What is expected:
Show each line that has the string "ausgegangen" in it.

· · · ·

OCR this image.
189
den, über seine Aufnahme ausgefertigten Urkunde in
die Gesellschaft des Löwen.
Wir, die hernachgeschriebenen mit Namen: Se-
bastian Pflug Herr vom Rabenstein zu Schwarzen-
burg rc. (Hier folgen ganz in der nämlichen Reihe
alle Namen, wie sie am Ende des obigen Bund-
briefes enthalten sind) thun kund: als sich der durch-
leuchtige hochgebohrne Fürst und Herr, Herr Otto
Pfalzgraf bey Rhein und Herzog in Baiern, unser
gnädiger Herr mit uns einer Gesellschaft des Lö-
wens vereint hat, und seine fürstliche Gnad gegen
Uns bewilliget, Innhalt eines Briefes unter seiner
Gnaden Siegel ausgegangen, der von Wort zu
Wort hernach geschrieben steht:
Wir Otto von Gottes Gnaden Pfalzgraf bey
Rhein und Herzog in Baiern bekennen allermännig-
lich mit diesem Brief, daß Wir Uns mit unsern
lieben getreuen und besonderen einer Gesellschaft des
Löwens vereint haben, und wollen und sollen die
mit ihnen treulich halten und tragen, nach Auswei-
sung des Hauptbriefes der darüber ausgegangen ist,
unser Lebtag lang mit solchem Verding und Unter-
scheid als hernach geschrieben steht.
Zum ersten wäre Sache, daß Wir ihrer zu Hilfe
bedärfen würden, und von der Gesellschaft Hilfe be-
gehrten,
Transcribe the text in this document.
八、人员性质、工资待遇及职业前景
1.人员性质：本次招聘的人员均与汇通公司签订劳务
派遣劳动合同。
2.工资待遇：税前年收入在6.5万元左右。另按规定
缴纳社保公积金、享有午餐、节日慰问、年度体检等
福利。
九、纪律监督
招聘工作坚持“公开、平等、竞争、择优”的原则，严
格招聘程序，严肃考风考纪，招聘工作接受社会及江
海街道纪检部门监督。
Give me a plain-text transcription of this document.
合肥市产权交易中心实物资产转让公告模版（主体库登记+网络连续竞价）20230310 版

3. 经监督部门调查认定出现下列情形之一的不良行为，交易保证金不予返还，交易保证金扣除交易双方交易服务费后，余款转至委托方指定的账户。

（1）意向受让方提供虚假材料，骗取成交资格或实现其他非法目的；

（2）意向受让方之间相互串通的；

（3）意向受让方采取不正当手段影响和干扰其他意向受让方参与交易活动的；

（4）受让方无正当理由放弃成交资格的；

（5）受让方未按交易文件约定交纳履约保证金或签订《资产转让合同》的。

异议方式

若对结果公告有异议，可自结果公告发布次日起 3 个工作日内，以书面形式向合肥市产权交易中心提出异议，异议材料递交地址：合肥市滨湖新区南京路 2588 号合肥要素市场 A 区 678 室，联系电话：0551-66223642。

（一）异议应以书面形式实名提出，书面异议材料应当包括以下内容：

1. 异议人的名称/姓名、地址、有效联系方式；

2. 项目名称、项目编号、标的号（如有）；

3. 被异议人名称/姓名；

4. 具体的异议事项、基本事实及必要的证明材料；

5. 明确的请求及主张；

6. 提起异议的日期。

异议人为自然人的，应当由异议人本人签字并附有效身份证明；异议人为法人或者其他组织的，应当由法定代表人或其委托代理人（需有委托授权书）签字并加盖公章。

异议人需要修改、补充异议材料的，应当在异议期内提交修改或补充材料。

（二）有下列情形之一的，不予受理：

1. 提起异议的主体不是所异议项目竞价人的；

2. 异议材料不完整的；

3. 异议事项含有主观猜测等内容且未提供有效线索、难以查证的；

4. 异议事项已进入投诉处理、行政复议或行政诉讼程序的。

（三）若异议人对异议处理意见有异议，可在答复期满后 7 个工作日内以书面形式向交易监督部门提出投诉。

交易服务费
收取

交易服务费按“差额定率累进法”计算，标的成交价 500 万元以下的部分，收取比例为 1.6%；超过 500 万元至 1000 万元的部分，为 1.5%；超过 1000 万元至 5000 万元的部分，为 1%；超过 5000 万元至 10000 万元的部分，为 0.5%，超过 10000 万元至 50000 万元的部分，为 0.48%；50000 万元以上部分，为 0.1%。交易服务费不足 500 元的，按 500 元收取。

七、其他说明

· · · ·

Task solution:
Gnaden Siegel ausgegangen, der von Wort zu
sung des Hauptbriefes der darüber ausgegangen ist,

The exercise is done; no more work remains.